## [Given request]
Gather each line containing the string "humano" from these entries.

## [Entries shown]
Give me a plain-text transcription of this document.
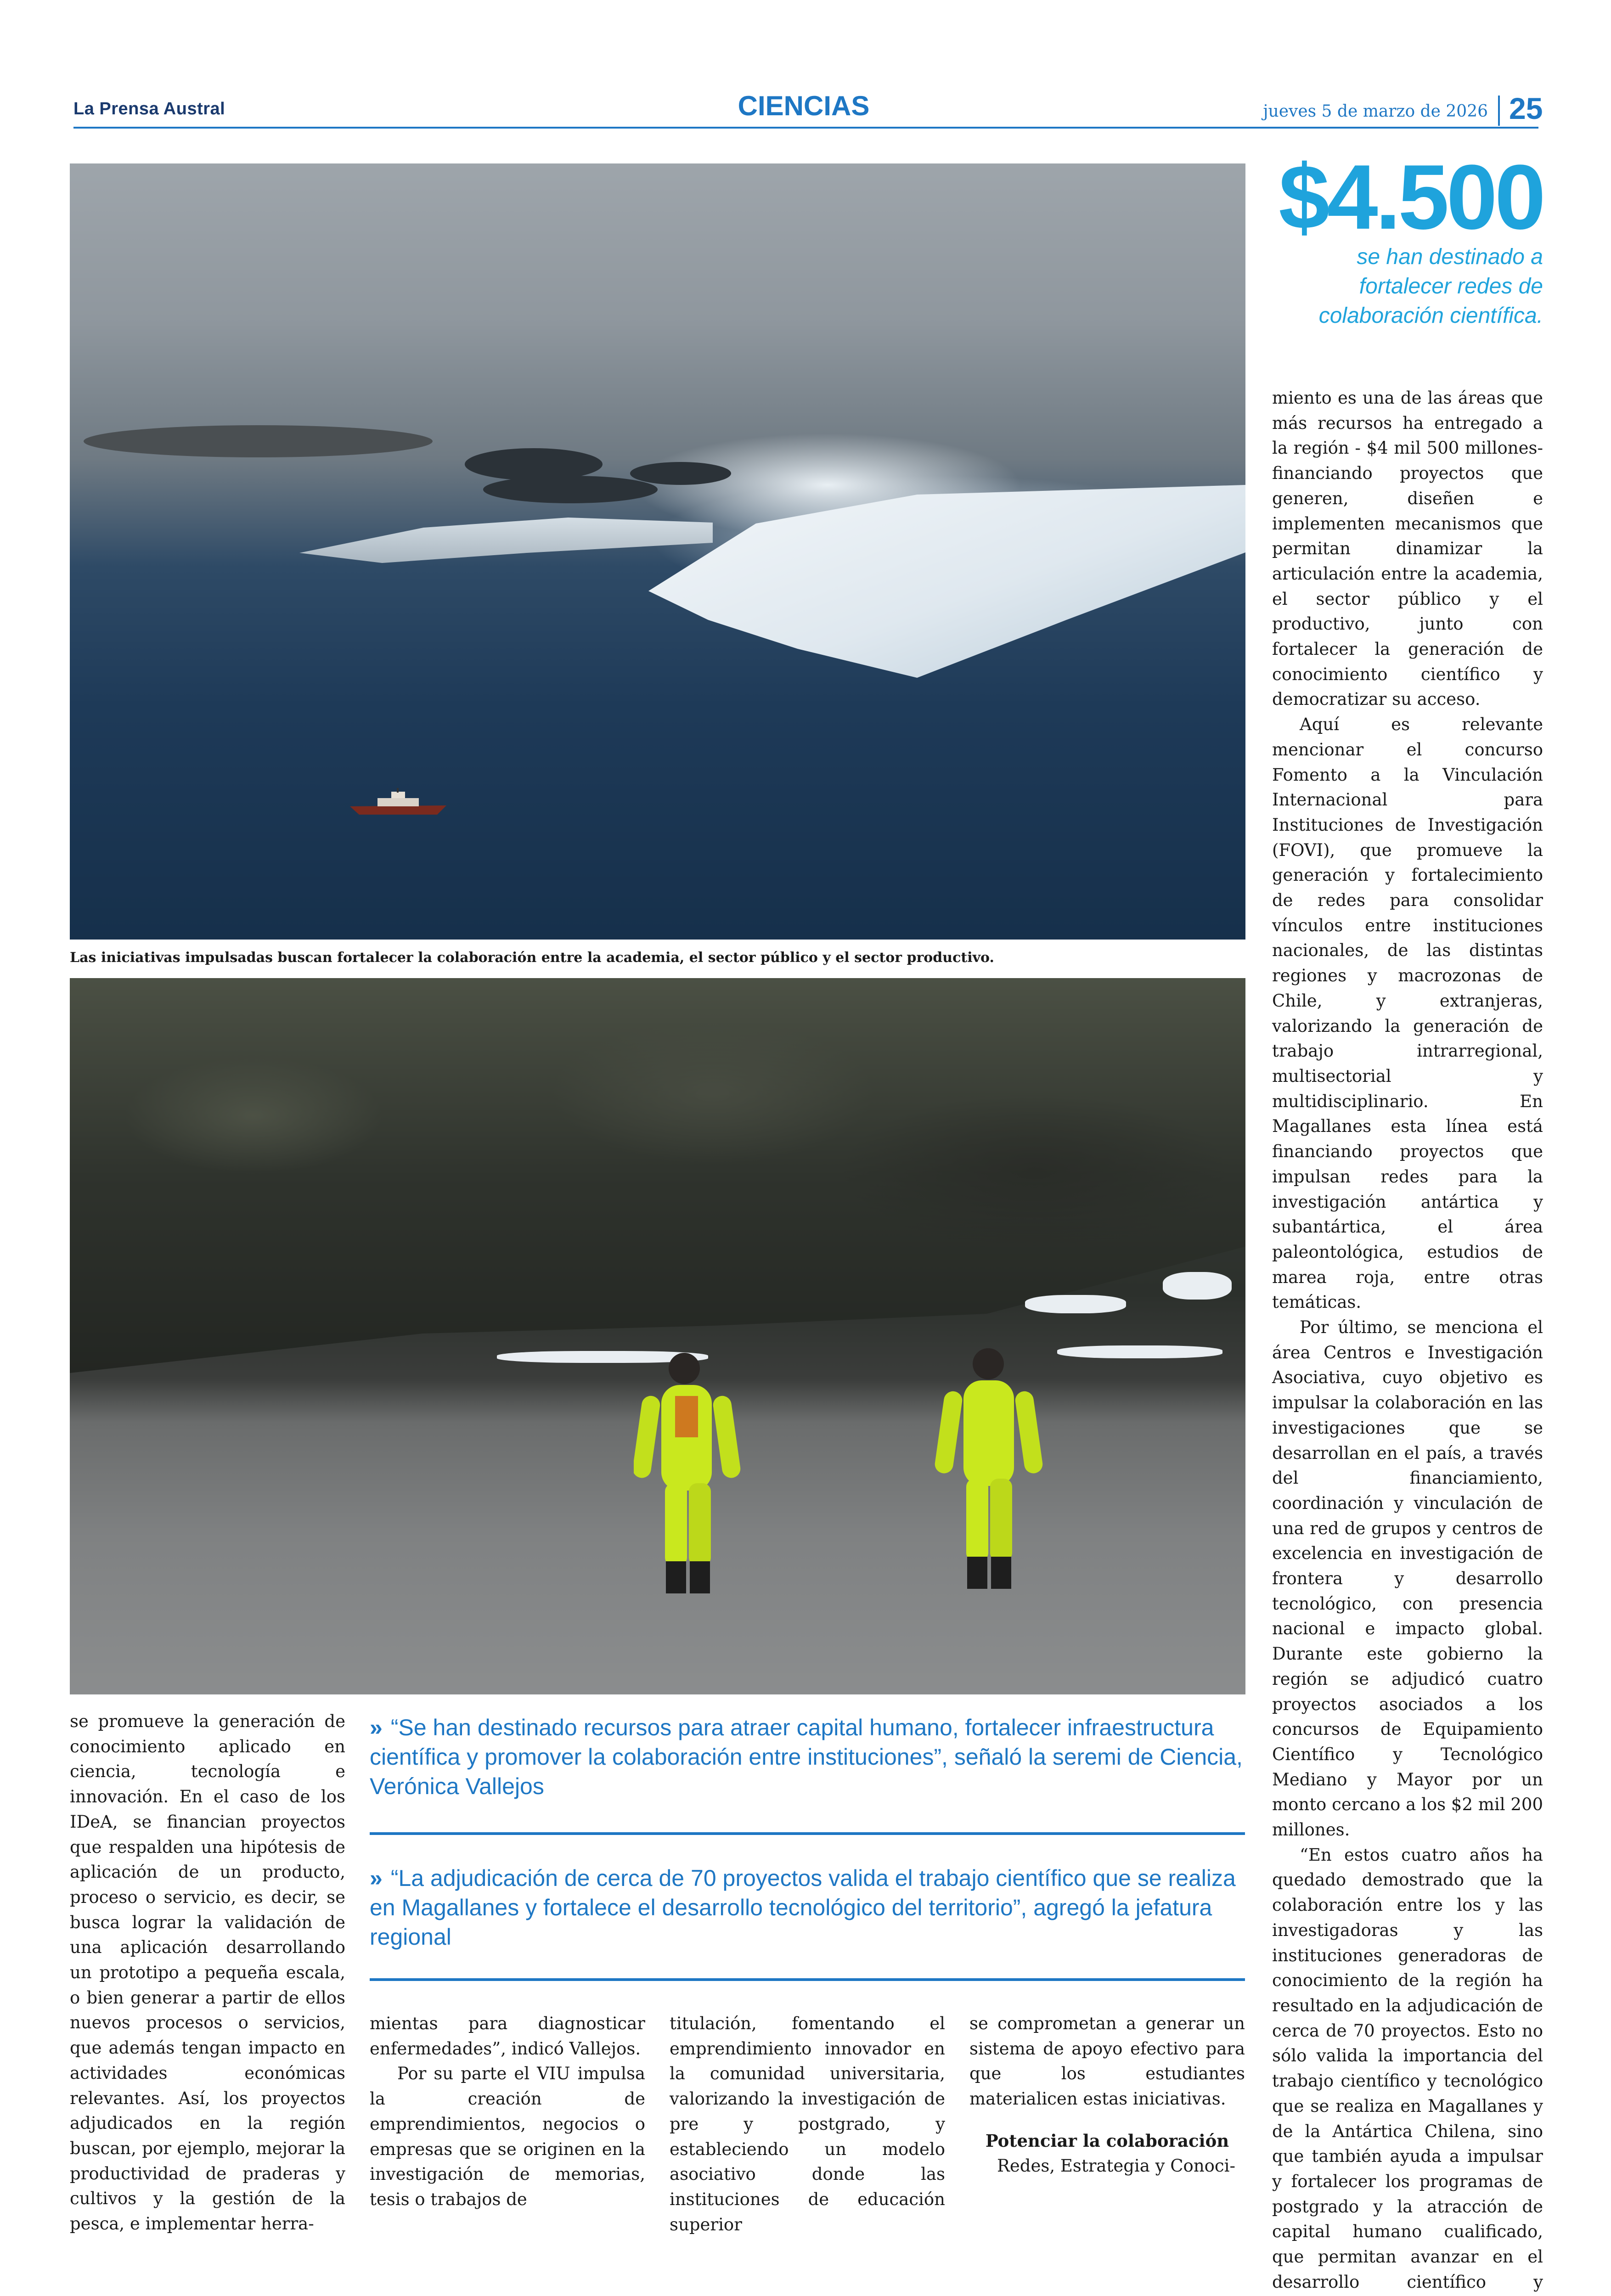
La Prensa Austral	CIENCIAS	jueves 5 de marzo de 2026 25
Las iniciativas impulsadas buscan fortalecer la colaboración entre la academia, el sector público y el sector productivo.
$4.500
se han destinado a fortalecer redes de colaboración científica.

miento es una de las áreas que más recursos ha entregado a la región - $4 mil 500 millones- financiando proyectos que generen, diseñen e implementen mecanismos que permitan dinamizar la articulación entre la academia, el sector público y el productivo, junto con fortalecer la generación de conocimiento científico y democratizar su acceso.

Aquí es relevante mencionar el concurso Fomento a la Vinculación Internacional para Instituciones de Investigación (FOVI), que promueve la generación y fortalecimiento de redes para consolidar vínculos entre instituciones nacionales, de las distintas regiones y macrozonas de Chile, y extranjeras, valorizando la generación de trabajo intrarregional, multisectorial y multidisciplinario. En Magallanes esta línea está financiando proyectos que impulsan redes para la investigación antártica y subantártica, el área paleontológica, estudios de marea roja, entre otras temáticas.

Por último, se menciona el área Centros e Investigación Asociativa, cuyo objetivo es impulsar la colaboración en las investigaciones que se desarrollan en el país, a través del financiamiento, coordinación y vinculación de una red de grupos y centros de excelencia en investigación de frontera y desarrollo tecnológico, con presencia nacional e impacto global. Durante este gobierno la región se adjudicó cuatro proyectos asociados a los concursos de Equipamiento Científico y Tecnológico Mediano y Mayor por un monto cercano a los $2 mil 200 millones.

“En estos cuatro años ha quedado demostrado que la colaboración entre los y las investigadoras y las instituciones generadoras de conocimiento de la región ha resultado en la adjudicación de cerca de 70 proyectos. Esto no sólo valida la importancia del trabajo científico y tecnológico que se realiza en Magallanes y de la Antártica Chilena, sino que también ayuda a impulsar y fortalecer los programas de postgrado y la atracción de capital humano cualificado, que permitan avanzar en el desarrollo científico y

se promueve la generación de conocimiento aplicado en ciencia, tecnología e innovación. En el caso de los IDeA, se financian proyectos que respalden una hipótesis de aplicación de un producto, proceso o servicio, es decir, se busca lograr la validación de una aplicación desarrollando un prototipo a pequeña escala, o bien generar a partir de ellos nuevos procesos o servicios, que además tengan impacto en actividades económicas relevantes. Así, los proyectos adjudicados en la región buscan, por ejemplo, mejorar la productividad de praderas y cultivos y la gestión de la pesca, e implementar herra-

» “Se han destinado recursos para atraer capital humano, fortalecer infraestructura científica y promover la colaboración entre instituciones”, señaló la seremi de Ciencia, Verónica Vallejos
» “La adjudicación de cerca de 70 proyectos valida el trabajo científico que se realiza en Magallanes y fortalece el desarrollo tecnológico del territorio”, agregó la jefatura regional

mientas para diagnosticar enfermedades”, indicó Vallejos.

Por su parte el VIU impulsa la creación de emprendimientos, negocios o empresas que se originen en la investigación de memorias, tesis o trabajos de

titulación, fomentando el emprendimiento innovador en la comunidad universitaria, valorizando la investigación de pre y postgrado, y estableciendo un modelo asociativo donde las instituciones de educación superior

se comprometan a generar un sistema de apoyo efectivo para que los estudiantes materialicen estas iniciativas.

Potenciar la colaboración

Redes, Estrategia y Conoci-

## [Completed task]
“En estos cuatro años ha quedado demostrado que la colaboración entre los y las investigadoras y las instituciones generadoras de conocimiento de la región ha resultado en la adjudicación de cerca de 70 proyectos. Esto no sólo valida la importancia del trabajo científico y tecnológico que se realiza en Magallanes y de la Antártica Chilena, sino que también ayuda a impulsar y fortalecer los programas de postgrado y la atracción de capital humano cualificado, que permitan avanzar en el desarrollo científico y
» “Se han destinado recursos para atraer capital humano, fortalecer infraestructura científica y promover la colaboración entre instituciones”, señaló la seremi de Ciencia, Verónica Vallejos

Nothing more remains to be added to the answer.